_Set task_:
Check every line below for the word "change" and copy the ones that have it.

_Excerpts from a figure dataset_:
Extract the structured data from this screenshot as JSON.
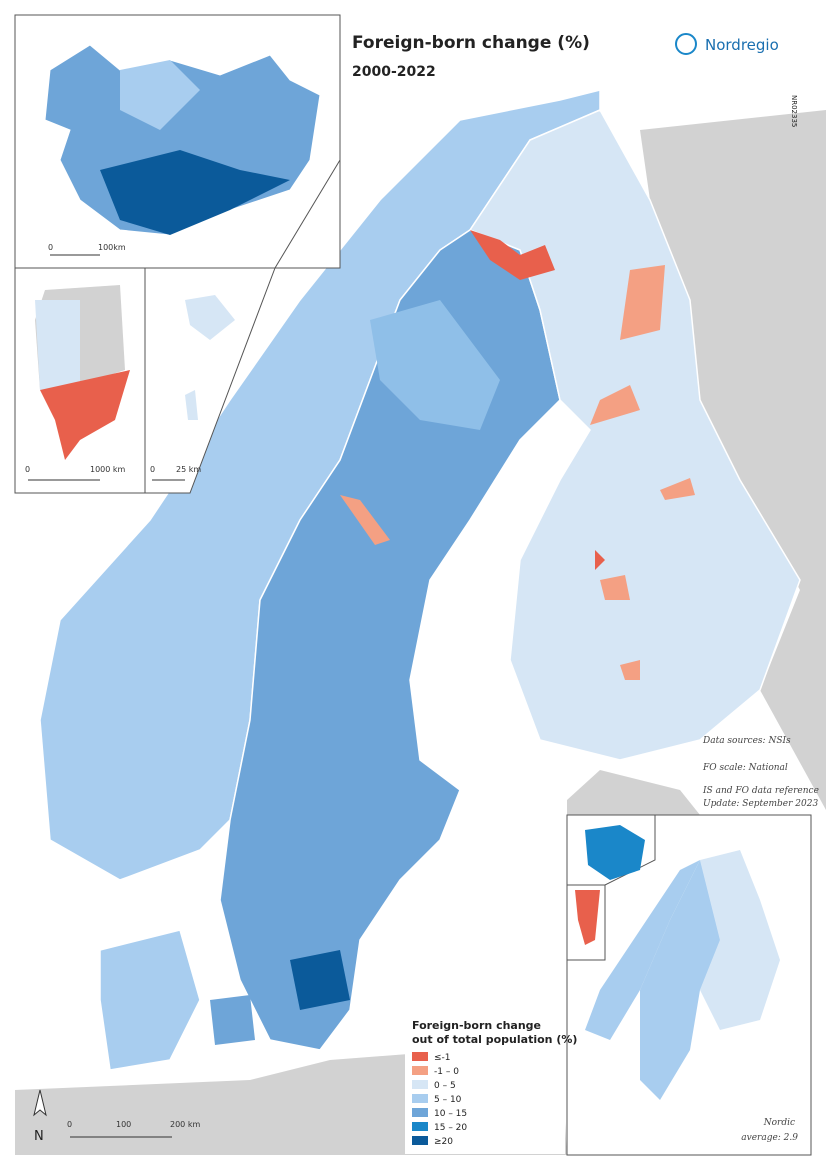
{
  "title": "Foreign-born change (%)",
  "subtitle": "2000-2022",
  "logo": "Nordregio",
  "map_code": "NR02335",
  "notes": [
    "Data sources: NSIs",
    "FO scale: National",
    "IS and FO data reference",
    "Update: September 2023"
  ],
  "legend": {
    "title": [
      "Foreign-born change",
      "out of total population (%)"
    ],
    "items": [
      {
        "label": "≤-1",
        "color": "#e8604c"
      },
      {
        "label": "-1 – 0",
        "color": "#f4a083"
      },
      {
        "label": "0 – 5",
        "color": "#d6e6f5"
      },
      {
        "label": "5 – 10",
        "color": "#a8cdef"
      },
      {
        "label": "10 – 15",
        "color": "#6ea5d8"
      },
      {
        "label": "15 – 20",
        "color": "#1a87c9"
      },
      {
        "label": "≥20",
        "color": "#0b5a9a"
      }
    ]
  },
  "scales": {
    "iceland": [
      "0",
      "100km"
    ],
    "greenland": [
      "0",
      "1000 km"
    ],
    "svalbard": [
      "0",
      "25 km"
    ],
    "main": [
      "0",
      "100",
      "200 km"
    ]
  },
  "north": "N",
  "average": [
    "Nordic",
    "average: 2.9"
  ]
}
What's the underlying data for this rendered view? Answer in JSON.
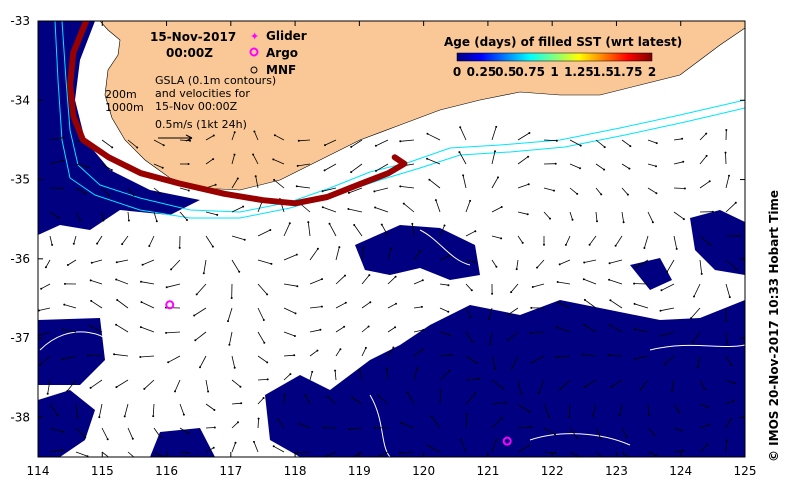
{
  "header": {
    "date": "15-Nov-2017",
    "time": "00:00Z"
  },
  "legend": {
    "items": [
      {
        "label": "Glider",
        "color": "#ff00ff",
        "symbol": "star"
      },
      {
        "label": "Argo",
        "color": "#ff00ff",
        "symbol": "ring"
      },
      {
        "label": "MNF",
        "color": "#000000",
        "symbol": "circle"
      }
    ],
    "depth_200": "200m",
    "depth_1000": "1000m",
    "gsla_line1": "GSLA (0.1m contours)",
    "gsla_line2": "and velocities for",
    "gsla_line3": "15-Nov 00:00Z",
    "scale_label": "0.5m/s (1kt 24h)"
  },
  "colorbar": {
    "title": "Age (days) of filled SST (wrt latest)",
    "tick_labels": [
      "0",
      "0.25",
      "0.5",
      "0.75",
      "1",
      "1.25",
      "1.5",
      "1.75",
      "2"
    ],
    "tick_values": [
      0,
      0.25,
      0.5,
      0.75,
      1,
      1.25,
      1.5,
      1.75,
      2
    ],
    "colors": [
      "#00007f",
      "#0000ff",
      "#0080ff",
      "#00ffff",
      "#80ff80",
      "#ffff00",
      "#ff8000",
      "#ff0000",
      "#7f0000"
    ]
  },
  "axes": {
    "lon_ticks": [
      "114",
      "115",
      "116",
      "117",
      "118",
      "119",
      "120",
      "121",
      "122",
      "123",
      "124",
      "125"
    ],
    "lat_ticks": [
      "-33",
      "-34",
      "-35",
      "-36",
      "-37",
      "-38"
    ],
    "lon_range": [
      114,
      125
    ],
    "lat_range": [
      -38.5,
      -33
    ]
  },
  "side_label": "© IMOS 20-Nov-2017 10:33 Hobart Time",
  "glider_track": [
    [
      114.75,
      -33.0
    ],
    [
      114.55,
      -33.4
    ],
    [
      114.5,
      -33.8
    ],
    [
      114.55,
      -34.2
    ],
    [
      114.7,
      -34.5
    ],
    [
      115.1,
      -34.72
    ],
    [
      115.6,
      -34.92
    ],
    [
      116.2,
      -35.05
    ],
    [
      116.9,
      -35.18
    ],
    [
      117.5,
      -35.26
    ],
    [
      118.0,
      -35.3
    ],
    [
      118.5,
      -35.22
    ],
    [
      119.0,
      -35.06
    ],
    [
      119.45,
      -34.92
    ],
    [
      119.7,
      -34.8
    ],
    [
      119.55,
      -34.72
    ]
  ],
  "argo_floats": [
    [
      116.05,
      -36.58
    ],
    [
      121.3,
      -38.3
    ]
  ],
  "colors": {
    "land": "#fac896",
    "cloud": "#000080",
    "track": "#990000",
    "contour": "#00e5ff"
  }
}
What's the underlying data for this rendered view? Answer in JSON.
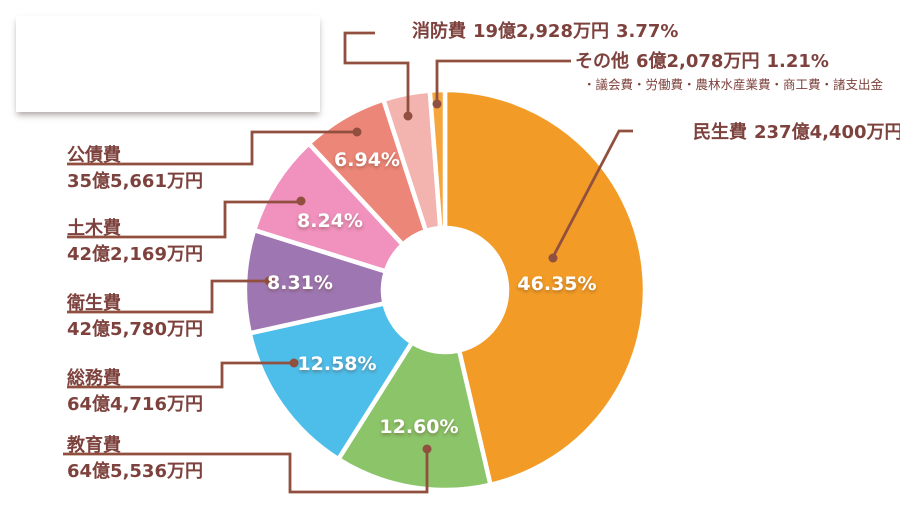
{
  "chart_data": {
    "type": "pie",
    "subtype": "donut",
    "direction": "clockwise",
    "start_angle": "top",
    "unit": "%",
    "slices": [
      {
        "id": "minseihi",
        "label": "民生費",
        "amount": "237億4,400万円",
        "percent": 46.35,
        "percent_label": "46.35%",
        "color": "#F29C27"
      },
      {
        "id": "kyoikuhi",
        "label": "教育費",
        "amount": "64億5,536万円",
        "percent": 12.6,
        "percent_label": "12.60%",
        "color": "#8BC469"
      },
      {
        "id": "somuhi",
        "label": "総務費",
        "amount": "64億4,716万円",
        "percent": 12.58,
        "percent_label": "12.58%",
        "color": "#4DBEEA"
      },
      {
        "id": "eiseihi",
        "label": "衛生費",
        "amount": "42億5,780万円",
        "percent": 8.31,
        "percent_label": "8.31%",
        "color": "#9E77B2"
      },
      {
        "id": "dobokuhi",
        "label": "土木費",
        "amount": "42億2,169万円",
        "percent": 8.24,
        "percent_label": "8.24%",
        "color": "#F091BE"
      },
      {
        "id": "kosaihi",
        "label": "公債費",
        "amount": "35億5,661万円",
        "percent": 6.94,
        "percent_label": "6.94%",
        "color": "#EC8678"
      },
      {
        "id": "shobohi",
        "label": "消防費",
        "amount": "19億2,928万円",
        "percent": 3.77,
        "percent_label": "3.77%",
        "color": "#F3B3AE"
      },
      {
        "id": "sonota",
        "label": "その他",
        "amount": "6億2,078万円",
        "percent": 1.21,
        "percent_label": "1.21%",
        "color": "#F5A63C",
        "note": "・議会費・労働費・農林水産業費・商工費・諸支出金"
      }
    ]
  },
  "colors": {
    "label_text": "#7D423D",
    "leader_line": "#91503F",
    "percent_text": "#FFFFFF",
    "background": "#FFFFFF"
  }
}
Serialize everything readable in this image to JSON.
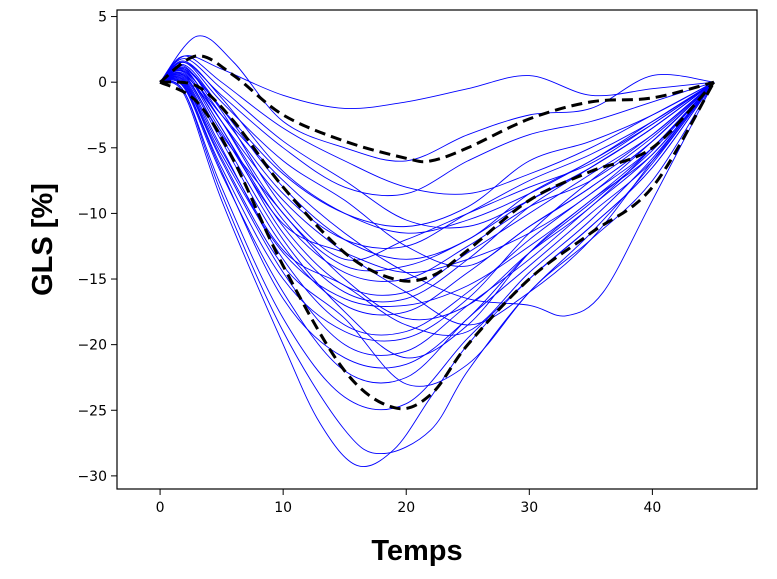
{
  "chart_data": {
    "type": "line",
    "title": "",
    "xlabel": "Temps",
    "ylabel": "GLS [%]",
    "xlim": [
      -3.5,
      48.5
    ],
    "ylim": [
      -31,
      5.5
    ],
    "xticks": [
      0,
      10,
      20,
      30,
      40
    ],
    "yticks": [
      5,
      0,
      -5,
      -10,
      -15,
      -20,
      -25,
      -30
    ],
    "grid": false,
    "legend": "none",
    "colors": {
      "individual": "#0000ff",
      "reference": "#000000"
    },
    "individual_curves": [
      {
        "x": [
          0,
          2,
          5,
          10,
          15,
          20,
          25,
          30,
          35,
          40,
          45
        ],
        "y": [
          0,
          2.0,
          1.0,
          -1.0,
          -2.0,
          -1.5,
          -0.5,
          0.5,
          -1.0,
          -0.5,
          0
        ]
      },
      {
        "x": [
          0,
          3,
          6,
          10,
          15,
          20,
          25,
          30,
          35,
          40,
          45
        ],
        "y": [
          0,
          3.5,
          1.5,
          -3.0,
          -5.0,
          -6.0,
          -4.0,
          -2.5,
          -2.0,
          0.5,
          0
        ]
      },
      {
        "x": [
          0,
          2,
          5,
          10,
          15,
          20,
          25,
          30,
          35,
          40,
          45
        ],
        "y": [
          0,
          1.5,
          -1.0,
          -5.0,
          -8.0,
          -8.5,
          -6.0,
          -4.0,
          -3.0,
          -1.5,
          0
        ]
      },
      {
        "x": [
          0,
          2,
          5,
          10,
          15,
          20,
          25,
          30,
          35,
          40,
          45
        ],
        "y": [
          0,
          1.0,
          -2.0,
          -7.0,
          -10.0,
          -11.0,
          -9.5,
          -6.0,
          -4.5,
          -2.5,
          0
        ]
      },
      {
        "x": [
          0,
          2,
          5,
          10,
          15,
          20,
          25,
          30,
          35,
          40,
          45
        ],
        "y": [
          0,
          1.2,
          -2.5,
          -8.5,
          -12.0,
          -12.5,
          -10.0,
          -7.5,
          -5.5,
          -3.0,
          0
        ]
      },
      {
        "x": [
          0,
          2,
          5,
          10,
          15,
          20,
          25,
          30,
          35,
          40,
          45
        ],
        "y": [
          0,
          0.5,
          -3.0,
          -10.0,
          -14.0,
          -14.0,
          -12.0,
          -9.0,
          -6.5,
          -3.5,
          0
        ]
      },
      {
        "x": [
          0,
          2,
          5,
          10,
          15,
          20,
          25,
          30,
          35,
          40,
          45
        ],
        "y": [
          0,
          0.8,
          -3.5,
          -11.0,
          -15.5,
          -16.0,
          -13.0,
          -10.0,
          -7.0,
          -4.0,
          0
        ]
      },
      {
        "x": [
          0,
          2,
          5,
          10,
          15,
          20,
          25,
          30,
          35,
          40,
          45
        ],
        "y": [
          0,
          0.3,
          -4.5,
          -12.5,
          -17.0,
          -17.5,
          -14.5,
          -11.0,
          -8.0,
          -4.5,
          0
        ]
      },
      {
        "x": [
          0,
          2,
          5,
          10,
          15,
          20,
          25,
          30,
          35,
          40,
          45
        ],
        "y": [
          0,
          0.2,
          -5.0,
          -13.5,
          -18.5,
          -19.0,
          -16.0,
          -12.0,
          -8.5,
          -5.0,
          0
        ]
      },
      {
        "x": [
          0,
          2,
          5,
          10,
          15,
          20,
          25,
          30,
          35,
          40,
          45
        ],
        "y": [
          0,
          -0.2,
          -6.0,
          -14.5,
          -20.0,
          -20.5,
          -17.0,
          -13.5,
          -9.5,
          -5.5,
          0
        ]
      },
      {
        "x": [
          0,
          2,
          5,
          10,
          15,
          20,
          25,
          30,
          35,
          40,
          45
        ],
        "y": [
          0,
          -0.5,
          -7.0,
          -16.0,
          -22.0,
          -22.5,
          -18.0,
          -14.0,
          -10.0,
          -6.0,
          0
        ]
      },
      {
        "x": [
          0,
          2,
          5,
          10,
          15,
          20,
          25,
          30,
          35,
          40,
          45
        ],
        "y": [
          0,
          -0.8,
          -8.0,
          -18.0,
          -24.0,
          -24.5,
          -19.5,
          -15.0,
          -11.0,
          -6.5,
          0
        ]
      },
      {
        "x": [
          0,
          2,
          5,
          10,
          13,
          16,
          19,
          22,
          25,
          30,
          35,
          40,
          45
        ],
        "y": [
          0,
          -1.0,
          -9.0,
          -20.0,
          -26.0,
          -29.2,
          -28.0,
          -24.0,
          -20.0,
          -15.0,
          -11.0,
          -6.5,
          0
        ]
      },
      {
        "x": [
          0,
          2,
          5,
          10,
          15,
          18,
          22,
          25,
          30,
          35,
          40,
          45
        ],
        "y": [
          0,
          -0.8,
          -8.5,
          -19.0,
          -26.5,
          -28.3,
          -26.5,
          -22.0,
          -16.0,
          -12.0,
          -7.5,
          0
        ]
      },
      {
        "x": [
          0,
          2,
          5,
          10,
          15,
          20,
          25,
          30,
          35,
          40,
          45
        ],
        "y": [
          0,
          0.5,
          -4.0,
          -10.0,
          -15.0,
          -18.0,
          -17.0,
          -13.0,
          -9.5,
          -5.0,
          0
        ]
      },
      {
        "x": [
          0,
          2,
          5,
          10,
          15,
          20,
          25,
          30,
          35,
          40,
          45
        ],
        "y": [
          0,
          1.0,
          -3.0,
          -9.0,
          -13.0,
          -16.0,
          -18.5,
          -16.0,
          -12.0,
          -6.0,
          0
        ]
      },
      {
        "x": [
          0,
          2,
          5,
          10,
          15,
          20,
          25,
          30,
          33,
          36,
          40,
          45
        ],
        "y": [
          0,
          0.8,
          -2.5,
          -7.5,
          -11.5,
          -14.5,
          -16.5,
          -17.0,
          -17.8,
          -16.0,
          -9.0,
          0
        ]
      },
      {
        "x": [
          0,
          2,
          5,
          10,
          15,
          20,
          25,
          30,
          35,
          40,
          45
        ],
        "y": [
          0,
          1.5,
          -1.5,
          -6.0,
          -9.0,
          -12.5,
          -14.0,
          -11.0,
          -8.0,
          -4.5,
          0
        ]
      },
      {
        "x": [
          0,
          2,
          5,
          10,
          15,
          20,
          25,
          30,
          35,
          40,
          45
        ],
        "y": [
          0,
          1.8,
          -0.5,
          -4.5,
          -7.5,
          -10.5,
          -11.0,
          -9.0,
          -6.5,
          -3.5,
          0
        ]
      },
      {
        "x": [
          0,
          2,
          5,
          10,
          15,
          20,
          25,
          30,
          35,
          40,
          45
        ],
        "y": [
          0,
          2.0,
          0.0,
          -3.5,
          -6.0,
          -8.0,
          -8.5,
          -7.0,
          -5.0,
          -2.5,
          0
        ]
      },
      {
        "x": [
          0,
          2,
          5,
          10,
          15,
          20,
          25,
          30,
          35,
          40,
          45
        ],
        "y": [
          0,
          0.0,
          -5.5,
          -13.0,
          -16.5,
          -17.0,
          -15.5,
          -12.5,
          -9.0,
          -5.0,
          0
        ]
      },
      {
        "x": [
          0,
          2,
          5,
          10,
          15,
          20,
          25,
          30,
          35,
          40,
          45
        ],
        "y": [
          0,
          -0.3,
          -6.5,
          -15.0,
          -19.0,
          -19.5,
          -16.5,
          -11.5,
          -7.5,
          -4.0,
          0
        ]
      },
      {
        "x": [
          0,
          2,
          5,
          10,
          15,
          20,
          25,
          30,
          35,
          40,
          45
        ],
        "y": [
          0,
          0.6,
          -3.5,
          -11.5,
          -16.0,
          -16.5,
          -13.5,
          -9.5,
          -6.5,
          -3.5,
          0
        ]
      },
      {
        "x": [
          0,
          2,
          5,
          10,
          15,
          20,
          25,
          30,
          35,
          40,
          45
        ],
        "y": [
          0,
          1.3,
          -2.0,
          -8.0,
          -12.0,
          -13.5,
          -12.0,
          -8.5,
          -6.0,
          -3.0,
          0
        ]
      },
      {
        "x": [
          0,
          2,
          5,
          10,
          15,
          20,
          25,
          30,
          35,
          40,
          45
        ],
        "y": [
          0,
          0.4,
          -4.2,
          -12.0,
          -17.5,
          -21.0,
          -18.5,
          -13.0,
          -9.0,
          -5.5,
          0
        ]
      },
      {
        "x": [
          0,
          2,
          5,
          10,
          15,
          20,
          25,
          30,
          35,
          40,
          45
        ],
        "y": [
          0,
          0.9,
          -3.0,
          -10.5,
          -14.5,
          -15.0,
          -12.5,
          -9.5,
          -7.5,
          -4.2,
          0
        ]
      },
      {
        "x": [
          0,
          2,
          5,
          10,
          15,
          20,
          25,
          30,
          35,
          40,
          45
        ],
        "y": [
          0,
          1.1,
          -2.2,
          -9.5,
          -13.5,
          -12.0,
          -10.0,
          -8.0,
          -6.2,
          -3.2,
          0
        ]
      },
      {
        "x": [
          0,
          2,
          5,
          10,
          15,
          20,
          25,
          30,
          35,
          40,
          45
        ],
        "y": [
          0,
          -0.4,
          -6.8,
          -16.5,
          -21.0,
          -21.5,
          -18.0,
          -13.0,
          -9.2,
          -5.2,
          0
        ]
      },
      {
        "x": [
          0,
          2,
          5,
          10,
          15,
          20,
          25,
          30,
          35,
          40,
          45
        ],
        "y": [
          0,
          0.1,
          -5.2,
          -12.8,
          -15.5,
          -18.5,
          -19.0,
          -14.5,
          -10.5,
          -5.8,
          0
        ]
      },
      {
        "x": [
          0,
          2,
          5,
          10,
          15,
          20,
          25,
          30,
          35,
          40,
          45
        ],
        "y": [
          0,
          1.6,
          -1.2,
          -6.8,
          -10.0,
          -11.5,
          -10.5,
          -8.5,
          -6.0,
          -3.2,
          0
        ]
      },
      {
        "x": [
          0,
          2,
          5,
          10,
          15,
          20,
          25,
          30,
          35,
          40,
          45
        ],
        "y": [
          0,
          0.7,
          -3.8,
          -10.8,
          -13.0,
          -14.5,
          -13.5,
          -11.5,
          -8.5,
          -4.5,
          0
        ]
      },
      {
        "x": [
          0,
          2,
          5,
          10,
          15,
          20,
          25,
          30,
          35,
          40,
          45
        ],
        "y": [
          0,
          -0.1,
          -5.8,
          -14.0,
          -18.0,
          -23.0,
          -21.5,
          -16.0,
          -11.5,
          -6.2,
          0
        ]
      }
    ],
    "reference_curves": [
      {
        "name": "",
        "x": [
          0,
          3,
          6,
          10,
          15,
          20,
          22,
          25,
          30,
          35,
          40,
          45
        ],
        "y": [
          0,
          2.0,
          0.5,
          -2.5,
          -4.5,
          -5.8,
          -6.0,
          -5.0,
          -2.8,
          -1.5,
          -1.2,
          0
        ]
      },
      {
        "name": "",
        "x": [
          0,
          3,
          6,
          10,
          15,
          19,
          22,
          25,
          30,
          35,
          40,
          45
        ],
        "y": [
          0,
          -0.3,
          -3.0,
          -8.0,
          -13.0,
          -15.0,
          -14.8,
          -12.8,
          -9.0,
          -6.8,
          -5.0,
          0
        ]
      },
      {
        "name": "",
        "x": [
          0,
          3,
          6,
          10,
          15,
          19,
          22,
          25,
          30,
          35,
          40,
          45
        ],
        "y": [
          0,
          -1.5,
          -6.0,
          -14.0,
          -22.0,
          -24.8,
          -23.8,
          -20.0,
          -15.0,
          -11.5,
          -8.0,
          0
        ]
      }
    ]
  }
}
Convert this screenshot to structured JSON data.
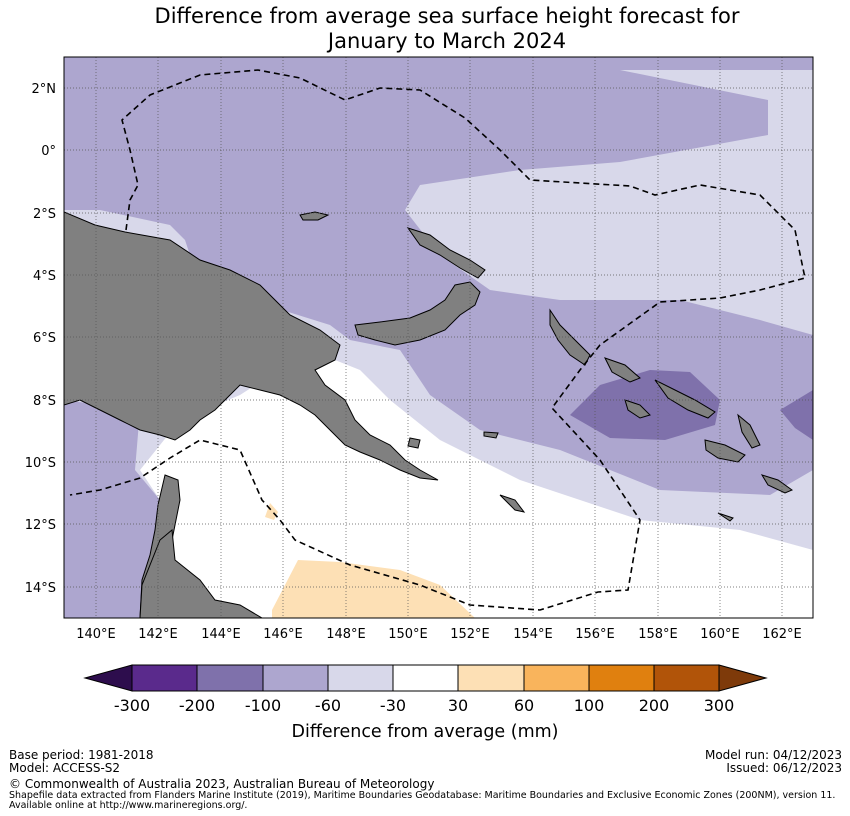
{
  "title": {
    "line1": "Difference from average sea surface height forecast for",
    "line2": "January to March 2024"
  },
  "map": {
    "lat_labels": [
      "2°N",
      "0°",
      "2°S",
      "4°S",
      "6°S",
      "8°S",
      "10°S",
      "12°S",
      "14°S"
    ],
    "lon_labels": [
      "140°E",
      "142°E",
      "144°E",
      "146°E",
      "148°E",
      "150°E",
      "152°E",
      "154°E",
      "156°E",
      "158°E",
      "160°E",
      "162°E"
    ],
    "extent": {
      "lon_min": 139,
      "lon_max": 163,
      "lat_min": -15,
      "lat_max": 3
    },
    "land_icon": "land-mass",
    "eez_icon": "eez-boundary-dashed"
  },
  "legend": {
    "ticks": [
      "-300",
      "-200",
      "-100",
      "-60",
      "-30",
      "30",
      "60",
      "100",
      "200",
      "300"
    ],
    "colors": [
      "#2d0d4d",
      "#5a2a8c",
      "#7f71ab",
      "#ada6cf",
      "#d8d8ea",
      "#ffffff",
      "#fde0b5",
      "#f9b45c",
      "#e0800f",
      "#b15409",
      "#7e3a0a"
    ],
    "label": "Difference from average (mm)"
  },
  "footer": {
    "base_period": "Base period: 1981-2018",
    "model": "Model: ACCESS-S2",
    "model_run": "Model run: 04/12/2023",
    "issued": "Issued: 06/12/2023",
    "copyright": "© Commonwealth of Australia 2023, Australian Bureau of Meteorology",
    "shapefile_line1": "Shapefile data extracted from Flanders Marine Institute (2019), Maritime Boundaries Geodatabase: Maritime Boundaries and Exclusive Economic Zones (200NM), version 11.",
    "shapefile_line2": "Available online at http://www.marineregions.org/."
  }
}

_Task result_:
  "title": "Foreign-born change (%)",
      "Foreign-born change",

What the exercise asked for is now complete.